• **JOB**: Exact repetition is required: output every record in full.

• **DATA**:

--------------------------------------------------

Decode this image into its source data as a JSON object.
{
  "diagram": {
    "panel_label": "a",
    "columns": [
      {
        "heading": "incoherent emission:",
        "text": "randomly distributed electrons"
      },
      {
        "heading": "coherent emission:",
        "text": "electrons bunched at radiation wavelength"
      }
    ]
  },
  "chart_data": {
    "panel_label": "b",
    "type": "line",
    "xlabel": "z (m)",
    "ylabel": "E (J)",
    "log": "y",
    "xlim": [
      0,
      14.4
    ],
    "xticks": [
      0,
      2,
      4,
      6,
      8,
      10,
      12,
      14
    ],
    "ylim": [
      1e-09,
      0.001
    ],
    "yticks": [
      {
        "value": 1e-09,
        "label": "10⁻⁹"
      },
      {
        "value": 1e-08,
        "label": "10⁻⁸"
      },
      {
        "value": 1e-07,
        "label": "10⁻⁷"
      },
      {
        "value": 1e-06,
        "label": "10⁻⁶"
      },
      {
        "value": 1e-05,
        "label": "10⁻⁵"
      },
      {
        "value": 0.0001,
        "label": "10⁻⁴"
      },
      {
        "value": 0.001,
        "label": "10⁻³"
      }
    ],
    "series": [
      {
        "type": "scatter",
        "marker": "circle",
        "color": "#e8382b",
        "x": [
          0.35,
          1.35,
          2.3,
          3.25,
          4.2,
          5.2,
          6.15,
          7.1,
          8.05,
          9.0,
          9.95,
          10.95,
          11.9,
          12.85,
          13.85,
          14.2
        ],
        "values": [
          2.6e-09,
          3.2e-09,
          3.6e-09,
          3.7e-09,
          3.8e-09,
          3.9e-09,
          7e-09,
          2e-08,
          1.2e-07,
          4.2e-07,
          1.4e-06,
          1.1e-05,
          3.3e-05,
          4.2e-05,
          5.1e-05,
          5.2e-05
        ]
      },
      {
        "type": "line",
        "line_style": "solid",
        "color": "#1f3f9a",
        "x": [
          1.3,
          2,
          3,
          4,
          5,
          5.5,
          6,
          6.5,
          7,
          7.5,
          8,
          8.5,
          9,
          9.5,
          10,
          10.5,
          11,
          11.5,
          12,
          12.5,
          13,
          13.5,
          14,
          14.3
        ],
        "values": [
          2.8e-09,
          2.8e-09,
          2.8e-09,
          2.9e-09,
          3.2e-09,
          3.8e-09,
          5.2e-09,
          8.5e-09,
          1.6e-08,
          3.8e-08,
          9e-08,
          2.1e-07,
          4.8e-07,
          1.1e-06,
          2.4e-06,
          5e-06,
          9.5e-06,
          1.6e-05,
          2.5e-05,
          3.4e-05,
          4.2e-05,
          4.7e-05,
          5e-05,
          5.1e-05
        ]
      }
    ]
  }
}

--------------------------------------------------

• **WRITTEN ANSWER**:
Decode this image into its source data as a JSON object.
{
  "diagram": {
    "panel_label": "a",
    "columns": [
      {
        "heading": "incoherent emission:",
        "text": "randomly distributed electrons"
      },
      {
        "heading": "coherent emission:",
        "text": "electrons bunched at radiation wavelength"
      }
    ]
  },
  "chart_data": {
    "panel_label": "b",
    "type": "line",
    "xlabel": "z (m)",
    "ylabel": "E (J)",
    "log": "y",
    "xlim": [
      0,
      14.4
    ],
    "xticks": [
      0,
      2,
      4,
      6,
      8,
      10,
      12,
      14
    ],
    "ylim": [
      1e-09,
      0.001
    ],
    "yticks": [
      {
        "value": 1e-09,
        "label": "10⁻⁹"
      },
      {
        "value": 1e-08,
        "label": "10⁻⁸"
      },
      {
        "value": 1e-07,
        "label": "10⁻⁷"
      },
      {
        "value": 1e-06,
        "label": "10⁻⁶"
      },
      {
        "value": 1e-05,
        "label": "10⁻⁵"
      },
      {
        "value": 0.0001,
        "label": "10⁻⁴"
      },
      {
        "value": 0.001,
        "label": "10⁻³"
      }
    ],
    "series": [
      {
        "type": "scatter",
        "marker": "circle",
        "color": "#e8382b",
        "x": [
          0.35,
          1.35,
          2.3,
          3.25,
          4.2,
          5.2,
          6.15,
          7.1,
          8.05,
          9.0,
          9.95,
          10.95,
          11.9,
          12.85,
          13.85,
          14.2
        ],
        "values": [
          2.6e-09,
          3.2e-09,
          3.6e-09,
          3.7e-09,
          3.8e-09,
          3.9e-09,
          7e-09,
          2e-08,
          1.2e-07,
          4.2e-07,
          1.4e-06,
          1.1e-05,
          3.3e-05,
          4.2e-05,
          5.1e-05,
          5.2e-05
        ]
      },
      {
        "type": "line",
        "line_style": "solid",
        "color": "#1f3f9a",
        "x": [
          1.3,
          2,
          3,
          4,
          5,
          5.5,
          6,
          6.5,
          7,
          7.5,
          8,
          8.5,
          9,
          9.5,
          10,
          10.5,
          11,
          11.5,
          12,
          12.5,
          13,
          13.5,
          14,
          14.3
        ],
        "values": [
          2.8e-09,
          2.8e-09,
          2.8e-09,
          2.9e-09,
          3.2e-09,
          3.8e-09,
          5.2e-09,
          8.5e-09,
          1.6e-08,
          3.8e-08,
          9e-08,
          2.1e-07,
          4.8e-07,
          1.1e-06,
          2.4e-06,
          5e-06,
          9.5e-06,
          1.6e-05,
          2.5e-05,
          3.4e-05,
          4.2e-05,
          4.7e-05,
          5e-05,
          5.1e-05
        ]
      }
    ]
  }
}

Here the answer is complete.